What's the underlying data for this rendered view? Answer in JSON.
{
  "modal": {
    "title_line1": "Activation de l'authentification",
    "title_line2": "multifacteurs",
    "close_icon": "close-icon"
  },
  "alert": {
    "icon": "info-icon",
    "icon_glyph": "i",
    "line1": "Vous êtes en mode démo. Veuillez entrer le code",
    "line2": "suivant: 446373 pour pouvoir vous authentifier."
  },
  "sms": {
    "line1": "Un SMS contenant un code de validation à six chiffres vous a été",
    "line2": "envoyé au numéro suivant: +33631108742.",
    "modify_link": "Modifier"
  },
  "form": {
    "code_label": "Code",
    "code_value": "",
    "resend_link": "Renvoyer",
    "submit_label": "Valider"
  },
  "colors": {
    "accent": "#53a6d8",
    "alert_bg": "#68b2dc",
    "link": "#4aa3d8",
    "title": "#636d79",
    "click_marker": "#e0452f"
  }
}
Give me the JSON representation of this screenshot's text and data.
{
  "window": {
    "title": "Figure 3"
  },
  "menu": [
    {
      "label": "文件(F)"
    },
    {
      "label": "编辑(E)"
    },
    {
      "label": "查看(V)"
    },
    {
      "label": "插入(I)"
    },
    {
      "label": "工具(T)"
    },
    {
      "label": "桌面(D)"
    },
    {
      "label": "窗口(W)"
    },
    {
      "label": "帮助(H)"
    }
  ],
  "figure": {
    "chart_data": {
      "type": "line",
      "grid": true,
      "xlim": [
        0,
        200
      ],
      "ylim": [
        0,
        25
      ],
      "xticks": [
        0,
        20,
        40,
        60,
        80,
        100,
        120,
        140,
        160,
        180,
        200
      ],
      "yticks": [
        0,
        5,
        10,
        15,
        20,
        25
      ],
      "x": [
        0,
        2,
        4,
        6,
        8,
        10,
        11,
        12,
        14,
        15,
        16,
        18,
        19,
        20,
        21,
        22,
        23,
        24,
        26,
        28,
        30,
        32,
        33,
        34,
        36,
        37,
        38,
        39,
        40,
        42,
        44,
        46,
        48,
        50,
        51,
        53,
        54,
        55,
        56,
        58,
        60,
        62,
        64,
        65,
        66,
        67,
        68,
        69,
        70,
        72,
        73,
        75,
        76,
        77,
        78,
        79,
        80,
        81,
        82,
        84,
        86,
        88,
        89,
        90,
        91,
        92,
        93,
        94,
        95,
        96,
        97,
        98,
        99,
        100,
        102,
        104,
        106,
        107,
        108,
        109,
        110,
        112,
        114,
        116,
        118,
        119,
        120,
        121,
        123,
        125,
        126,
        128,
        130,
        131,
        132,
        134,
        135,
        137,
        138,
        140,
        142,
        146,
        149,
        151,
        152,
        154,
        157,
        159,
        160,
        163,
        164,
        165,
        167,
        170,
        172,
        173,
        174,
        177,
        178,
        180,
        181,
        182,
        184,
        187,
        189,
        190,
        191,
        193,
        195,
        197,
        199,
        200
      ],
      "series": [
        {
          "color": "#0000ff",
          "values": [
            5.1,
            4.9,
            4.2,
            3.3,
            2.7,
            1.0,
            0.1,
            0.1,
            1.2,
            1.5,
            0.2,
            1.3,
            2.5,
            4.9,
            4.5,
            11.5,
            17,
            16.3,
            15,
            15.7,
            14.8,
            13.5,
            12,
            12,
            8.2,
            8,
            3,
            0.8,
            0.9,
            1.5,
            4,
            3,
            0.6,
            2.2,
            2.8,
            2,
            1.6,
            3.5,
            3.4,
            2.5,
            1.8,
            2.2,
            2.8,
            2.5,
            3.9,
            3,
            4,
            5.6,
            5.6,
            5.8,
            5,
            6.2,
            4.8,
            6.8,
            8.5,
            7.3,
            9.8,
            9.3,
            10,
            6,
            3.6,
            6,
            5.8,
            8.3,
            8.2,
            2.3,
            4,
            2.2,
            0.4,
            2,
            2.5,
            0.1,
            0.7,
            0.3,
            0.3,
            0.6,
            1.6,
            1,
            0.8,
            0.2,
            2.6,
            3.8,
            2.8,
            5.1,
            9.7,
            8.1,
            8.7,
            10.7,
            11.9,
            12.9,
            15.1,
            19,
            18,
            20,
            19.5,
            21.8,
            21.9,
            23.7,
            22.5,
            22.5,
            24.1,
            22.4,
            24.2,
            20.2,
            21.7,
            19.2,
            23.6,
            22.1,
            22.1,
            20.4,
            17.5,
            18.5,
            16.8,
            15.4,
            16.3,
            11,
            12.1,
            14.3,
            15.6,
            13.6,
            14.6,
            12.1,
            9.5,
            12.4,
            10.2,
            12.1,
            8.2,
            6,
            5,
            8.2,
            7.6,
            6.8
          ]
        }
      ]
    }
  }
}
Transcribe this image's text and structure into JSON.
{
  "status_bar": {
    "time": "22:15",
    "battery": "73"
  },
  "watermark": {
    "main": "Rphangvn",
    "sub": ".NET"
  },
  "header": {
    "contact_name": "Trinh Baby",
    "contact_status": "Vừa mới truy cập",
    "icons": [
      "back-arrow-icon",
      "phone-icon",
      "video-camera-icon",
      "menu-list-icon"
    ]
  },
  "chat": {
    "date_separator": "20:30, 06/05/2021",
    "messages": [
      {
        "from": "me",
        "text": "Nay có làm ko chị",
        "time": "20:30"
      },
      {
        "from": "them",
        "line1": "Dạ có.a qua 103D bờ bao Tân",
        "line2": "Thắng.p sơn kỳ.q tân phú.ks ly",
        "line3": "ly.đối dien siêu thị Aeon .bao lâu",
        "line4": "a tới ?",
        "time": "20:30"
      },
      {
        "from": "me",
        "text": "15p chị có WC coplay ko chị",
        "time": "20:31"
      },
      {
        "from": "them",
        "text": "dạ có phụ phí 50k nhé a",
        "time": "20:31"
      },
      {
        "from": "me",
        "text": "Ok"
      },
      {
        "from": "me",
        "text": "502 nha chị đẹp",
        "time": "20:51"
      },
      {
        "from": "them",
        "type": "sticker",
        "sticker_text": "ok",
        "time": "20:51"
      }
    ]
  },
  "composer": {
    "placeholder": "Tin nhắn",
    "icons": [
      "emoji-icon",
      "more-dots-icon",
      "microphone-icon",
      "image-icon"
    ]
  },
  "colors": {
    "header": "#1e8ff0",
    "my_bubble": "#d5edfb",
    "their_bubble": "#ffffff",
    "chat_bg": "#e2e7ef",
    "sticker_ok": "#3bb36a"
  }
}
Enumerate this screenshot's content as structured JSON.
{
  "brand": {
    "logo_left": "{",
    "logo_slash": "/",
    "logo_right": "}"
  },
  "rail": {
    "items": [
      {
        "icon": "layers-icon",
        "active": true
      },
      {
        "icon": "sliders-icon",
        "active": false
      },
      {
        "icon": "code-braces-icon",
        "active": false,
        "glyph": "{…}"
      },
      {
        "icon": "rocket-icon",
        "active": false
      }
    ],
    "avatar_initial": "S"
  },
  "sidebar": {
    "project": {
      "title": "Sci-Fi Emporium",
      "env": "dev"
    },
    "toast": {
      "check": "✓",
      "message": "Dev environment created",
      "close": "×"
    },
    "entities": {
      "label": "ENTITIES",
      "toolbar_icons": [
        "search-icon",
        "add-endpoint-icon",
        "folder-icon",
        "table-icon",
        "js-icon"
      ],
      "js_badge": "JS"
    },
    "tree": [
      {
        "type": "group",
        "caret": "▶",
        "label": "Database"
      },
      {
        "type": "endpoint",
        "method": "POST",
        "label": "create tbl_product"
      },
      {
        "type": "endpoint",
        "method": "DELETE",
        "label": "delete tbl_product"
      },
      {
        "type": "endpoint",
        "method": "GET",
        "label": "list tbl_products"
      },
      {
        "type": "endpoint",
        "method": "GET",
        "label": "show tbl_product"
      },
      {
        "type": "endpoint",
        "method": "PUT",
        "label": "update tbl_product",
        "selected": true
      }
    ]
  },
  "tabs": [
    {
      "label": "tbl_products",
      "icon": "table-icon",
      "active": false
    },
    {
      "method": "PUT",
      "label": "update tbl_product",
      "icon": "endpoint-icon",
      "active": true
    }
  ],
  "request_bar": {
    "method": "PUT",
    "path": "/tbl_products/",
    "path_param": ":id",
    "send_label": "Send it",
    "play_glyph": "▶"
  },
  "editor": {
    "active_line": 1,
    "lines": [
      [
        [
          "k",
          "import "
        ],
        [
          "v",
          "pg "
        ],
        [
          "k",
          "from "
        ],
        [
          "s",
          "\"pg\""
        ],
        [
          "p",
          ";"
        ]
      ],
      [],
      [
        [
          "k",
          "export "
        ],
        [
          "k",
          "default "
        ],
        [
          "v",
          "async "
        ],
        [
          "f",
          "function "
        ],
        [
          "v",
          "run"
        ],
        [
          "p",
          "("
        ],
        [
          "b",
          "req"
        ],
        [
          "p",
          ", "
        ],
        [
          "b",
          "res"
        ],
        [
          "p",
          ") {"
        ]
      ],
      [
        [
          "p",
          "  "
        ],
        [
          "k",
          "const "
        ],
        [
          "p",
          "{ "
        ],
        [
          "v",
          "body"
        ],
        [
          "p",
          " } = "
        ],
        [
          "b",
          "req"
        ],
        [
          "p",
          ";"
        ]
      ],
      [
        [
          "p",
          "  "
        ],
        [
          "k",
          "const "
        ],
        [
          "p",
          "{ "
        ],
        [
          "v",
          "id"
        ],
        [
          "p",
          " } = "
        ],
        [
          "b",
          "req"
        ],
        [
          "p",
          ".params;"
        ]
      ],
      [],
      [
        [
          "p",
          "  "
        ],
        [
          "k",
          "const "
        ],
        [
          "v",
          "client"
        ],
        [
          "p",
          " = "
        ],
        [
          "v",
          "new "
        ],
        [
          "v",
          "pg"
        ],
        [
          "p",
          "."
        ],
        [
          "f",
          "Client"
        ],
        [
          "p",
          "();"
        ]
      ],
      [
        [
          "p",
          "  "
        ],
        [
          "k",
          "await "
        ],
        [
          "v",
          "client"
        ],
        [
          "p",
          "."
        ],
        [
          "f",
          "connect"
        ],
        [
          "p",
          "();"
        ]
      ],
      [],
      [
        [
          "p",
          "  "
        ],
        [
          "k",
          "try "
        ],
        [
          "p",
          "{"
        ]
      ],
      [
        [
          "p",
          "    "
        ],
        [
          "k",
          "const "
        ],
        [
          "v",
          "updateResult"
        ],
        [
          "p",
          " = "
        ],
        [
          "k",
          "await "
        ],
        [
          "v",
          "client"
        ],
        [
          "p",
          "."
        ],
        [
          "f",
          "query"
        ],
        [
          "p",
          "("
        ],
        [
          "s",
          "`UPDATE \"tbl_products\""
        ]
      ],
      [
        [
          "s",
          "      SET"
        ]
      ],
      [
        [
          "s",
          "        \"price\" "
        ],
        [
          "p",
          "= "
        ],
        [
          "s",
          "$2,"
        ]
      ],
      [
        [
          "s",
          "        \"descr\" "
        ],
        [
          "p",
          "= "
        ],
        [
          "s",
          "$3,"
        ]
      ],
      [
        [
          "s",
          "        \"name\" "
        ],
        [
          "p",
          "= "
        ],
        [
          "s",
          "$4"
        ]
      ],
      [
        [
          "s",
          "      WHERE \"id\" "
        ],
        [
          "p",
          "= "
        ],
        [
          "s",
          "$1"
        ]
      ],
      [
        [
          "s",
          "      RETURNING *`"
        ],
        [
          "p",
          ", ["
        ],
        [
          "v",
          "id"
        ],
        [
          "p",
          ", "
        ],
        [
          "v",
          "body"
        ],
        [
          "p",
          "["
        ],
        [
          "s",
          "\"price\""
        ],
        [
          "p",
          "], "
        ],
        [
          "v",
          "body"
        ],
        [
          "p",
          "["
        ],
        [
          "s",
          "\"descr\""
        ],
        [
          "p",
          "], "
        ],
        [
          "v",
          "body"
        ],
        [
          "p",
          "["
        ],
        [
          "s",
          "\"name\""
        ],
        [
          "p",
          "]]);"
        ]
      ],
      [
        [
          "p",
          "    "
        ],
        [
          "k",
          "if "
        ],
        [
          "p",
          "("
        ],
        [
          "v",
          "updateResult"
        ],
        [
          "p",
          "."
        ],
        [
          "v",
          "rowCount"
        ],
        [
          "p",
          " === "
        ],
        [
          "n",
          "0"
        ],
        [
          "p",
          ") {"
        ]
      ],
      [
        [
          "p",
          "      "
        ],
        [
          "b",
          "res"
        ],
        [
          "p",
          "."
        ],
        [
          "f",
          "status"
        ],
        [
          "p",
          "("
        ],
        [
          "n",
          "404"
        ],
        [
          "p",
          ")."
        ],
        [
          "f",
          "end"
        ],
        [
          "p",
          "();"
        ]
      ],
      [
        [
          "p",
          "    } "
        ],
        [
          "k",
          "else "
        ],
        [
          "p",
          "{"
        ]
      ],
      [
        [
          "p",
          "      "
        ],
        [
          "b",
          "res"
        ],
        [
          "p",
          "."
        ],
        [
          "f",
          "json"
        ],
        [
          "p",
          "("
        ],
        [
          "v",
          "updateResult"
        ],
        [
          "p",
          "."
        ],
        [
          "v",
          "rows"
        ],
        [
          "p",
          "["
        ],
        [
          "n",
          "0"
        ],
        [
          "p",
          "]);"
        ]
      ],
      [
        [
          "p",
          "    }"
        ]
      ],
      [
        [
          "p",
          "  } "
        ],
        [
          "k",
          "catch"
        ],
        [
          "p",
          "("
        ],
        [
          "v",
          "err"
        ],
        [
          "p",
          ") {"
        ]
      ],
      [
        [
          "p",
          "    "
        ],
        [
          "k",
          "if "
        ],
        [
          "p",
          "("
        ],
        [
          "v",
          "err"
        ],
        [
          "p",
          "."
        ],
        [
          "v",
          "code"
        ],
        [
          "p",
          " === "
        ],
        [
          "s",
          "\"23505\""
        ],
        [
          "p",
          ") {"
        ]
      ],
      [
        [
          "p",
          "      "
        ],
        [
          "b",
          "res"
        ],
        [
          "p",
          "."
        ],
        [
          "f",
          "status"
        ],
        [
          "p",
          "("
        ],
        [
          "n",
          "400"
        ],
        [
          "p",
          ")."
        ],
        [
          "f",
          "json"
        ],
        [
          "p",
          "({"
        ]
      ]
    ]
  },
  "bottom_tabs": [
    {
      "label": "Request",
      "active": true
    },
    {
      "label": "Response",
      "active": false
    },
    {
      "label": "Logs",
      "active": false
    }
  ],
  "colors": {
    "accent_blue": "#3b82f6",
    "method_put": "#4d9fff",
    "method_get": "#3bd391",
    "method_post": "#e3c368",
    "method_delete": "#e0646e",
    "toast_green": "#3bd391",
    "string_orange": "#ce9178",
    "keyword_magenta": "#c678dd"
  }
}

## Objective
Check every line of the data, and copy the ones that contain "screenshot".

## Reply to the exercise
Give me the JSON representation of this screenshot's text and data.
Enumerate this screenshot's content as structured JSON.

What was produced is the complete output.